Scraper is a Rust crate that provides an easy-to-use interface for parsing HTML documents and extracting information from them. It is built on top of html5ever
, which is an HTML parsing library that closely follows the HTML specification.
To parse HTML documents with Scraper, you first need to add the scraper
crate to your Cargo.toml
file:
[dependencies]
scraper = "0.12.0" # Check for the latest version on crates.io
Once you've added the dependency, you can start using Scraper in your Rust code. Here's a step-by-step guide on how to parse an HTML document using Scraper:
Step 1: Create a scraper::Html
instance
You'll need to create an instance of the Html
struct by passing a string slice that contains the HTML document you want to parse.
extern crate scraper;
use scraper::Html;
fn main() {
let html_content = r#"

▸ **Exercise task 1**
According to the Scraper passage, which parsing library is Scraper built on top of?
▸ **Exercise task 2**
List, in order, the Rust keyword that opens each line of the Rust code shown in the Scraper passage.

▸ **Entries**
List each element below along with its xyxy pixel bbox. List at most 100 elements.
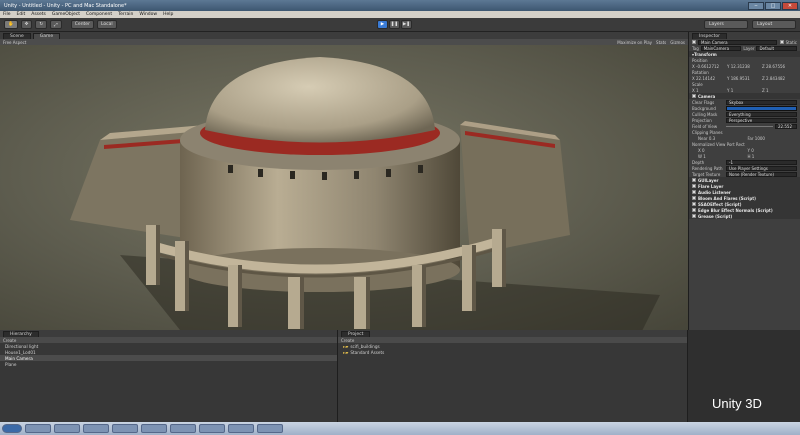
- layout-dropdown[interactable]: Layout: [752, 20, 796, 29]
- component-grease[interactable]: Grease (Script): [689, 213, 800, 219]
- rect-y-field[interactable]: Y 0: [748, 148, 798, 153]
- menu-edit[interactable]: Edit: [17, 12, 26, 17]
- maximize-button[interactable]: □: [765, 1, 781, 10]
- project-folder[interactable]: ▸▰ Standard Assets: [338, 349, 687, 355]
- tab-hierarchy[interactable]: Hierarchy: [3, 331, 39, 337]
- rect-h-field[interactable]: H 1: [748, 154, 798, 159]
- depth-field[interactable]: -1: [726, 159, 797, 165]
- clear-flags-dropdown[interactable]: Skybox: [726, 99, 797, 105]
- projection-dropdown[interactable]: Perspective: [726, 117, 797, 123]
- move-tool-button[interactable]: ✥: [20, 20, 33, 29]
- component-checkbox[interactable]: [692, 214, 696, 218]
- menu-file[interactable]: File: [3, 12, 11, 17]
- render-path-label: Rendering Path: [692, 165, 723, 171]
- background-label: Background: [692, 105, 716, 111]
- rect-w-field[interactable]: W 1: [692, 154, 748, 159]
- component-checkbox[interactable]: [692, 178, 696, 182]
- scale-tool-button[interactable]: ⤢: [50, 20, 62, 29]
- playback-controls: ▶ ❚❚ ▶❚: [377, 20, 412, 29]
- taskbar-app[interactable]: [199, 424, 225, 433]
- menu-window[interactable]: Window: [139, 12, 157, 17]
- tab-inspector[interactable]: Inspector: [692, 33, 727, 39]
- inspector-panel: Inspector Main Camera Static Tag MainCam…: [688, 32, 800, 330]
- taskbar-app[interactable]: [54, 424, 80, 433]
- pos-x-field[interactable]: X -0.6612712: [692, 64, 727, 69]
- minimize-button[interactable]: ‒: [748, 1, 764, 10]
- component-label: Bloom And Flares (Script): [698, 195, 756, 201]
- scale-z-field[interactable]: Z 1: [762, 88, 797, 93]
- play-button[interactable]: ▶: [377, 20, 388, 29]
- menu-terrain[interactable]: Terrain: [118, 12, 133, 17]
- folder-label: scifi_buildings: [350, 343, 380, 349]
- taskbar-app[interactable]: [228, 424, 254, 433]
- hierarchy-create-button[interactable]: Create: [3, 338, 16, 343]
- stats-toggle[interactable]: Stats: [656, 40, 666, 45]
- component-checkbox[interactable]: [692, 184, 696, 188]
- layer-dropdown[interactable]: Default: [756, 45, 797, 51]
- rotate-tool-button[interactable]: ↻: [35, 20, 48, 29]
- step-button[interactable]: ▶❚: [401, 20, 412, 29]
- static-checkbox[interactable]: [779, 40, 784, 44]
- scale-icon: ⤢: [54, 22, 58, 28]
- hand-tool-button[interactable]: ✋: [4, 20, 18, 29]
- pos-z-field[interactable]: Z 28.67556: [762, 64, 797, 69]
- scale-y-field[interactable]: Y 1: [727, 88, 762, 93]
- pivot-center-button[interactable]: Center: [70, 20, 94, 29]
- menu-assets[interactable]: Assets: [31, 12, 46, 17]
- taskbar-app[interactable]: [83, 424, 109, 433]
- tab-project[interactable]: Project: [341, 331, 371, 337]
- rect-x-field[interactable]: X 0: [692, 148, 748, 153]
- folder-icon: ▸▰: [343, 349, 349, 355]
- pivot-local-button[interactable]: Local: [96, 20, 117, 29]
- gizmos-toggle[interactable]: Gizmos: [670, 40, 685, 45]
- layers-dropdown[interactable]: Layers: [704, 20, 748, 29]
- component-label: SSAOEffect (Script): [698, 201, 742, 207]
- component-checkbox[interactable]: [692, 190, 696, 194]
- close-button[interactable]: ✕: [782, 1, 798, 10]
- render-path-dropdown[interactable]: Use Player Settings: [726, 165, 797, 171]
- fov-slider[interactable]: [726, 125, 773, 127]
- background-row: Background: [689, 105, 800, 111]
- rot-y-field[interactable]: Y 186.9531: [727, 76, 762, 81]
- taskbar-app[interactable]: [25, 424, 51, 433]
- rot-z-field[interactable]: Z 2.843482: [762, 76, 797, 81]
- inspector-tabs: Inspector: [689, 32, 800, 39]
- object-active-checkbox[interactable]: [692, 40, 696, 44]
- pause-button[interactable]: ❚❚: [389, 20, 400, 29]
- far-field[interactable]: Far 1000: [748, 136, 798, 141]
- project-create-button[interactable]: Create: [341, 338, 354, 343]
- rot-x-field[interactable]: X 22.14142: [692, 76, 727, 81]
- menu-component[interactable]: Component: [86, 12, 112, 17]
- camera-enabled-checkbox[interactable]: [692, 94, 696, 98]
- scene-panel: Scene Game Free Aspect Maximize on Play …: [0, 32, 688, 330]
- culling-dropdown[interactable]: Everything: [726, 111, 797, 117]
- menu-gameobject[interactable]: GameObject: [52, 12, 80, 17]
- taskbar-app[interactable]: [257, 424, 283, 433]
- target-texture-field[interactable]: None (Render Texture): [726, 171, 797, 177]
- background-color-swatch[interactable]: [726, 105, 797, 111]
- component-checkbox[interactable]: [692, 196, 696, 200]
- maximize-on-play-toggle[interactable]: Maximize on Play: [617, 40, 652, 45]
- clear-flags-label: Clear Flags: [692, 99, 715, 105]
- scale-x-field[interactable]: X 1: [692, 88, 727, 93]
- menu-help[interactable]: Help: [163, 12, 173, 17]
- near-field[interactable]: Near 0.3: [692, 136, 748, 141]
- component-checkbox[interactable]: [692, 202, 696, 206]
- bottom-panels: Hierarchy Create Directional light House…: [0, 330, 800, 422]
- hierarchy-item[interactable]: Plane: [0, 361, 337, 367]
- taskbar-app[interactable]: [170, 424, 196, 433]
- layer-label: Layer: [743, 45, 755, 51]
- viewport-rect-xy: X 0Y 0: [689, 147, 800, 153]
- tag-dropdown[interactable]: MainCamera: [700, 45, 742, 51]
- component-checkbox[interactable]: [692, 208, 696, 212]
- aspect-dropdown[interactable]: Free Aspect: [3, 40, 26, 45]
- taskbar-app[interactable]: [112, 424, 138, 433]
- scale-values: X 1 Y 1 Z 1: [689, 87, 800, 93]
- fov-field[interactable]: 22.552: [775, 123, 797, 129]
- taskbar-app[interactable]: [141, 424, 167, 433]
- start-button[interactable]: [2, 424, 22, 433]
- transform-title: Transform: [694, 51, 717, 57]
- pos-y-field[interactable]: Y 12.31238: [727, 64, 762, 69]
- game-viewport[interactable]: [0, 45, 688, 330]
- object-name-field[interactable]: Main Camera: [698, 39, 777, 45]
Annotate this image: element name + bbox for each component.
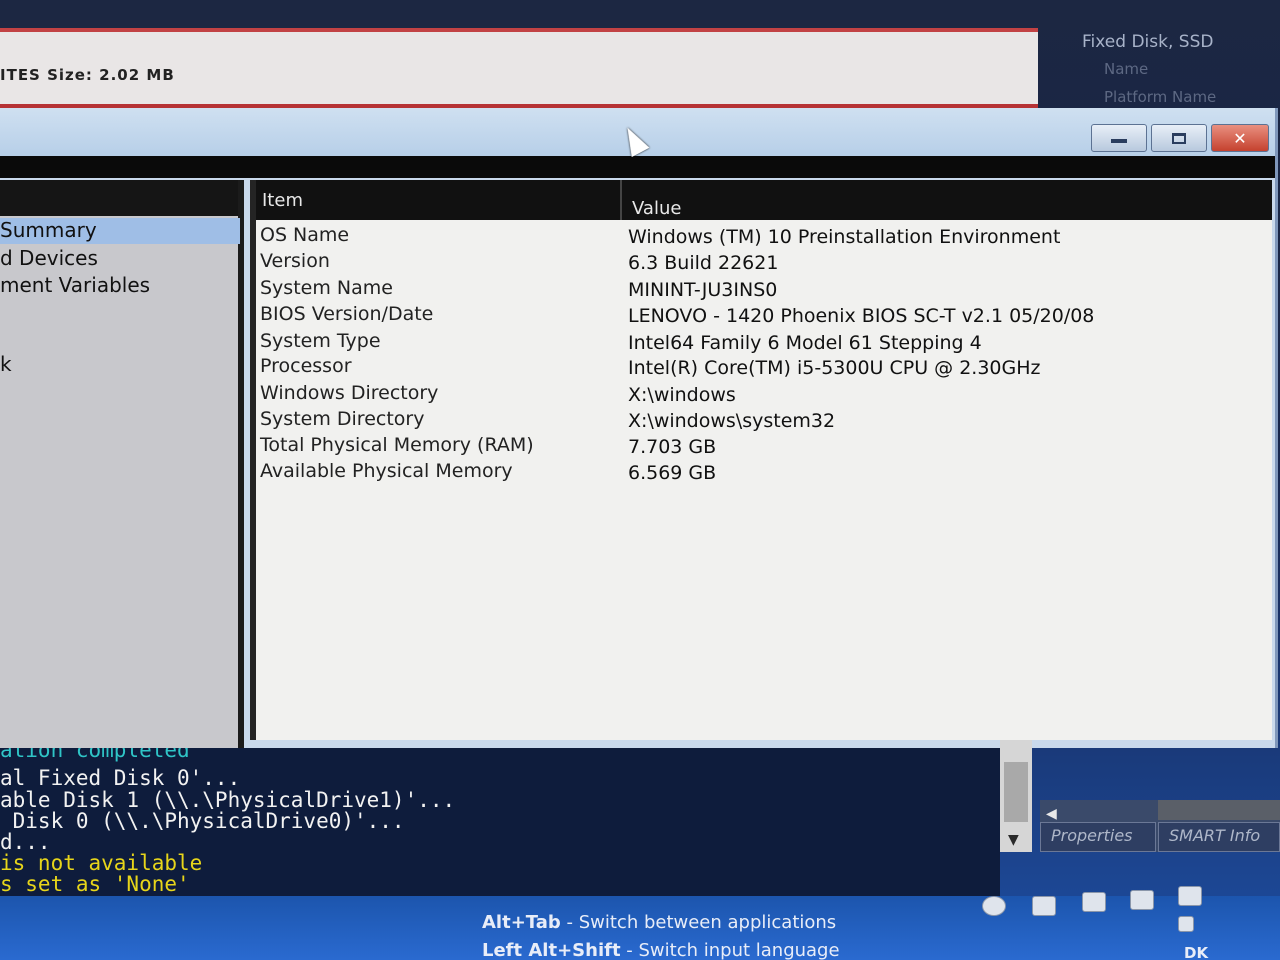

▸ **Written response 1**
html5ever

▸ **Written response 2**
extern, use, fn, let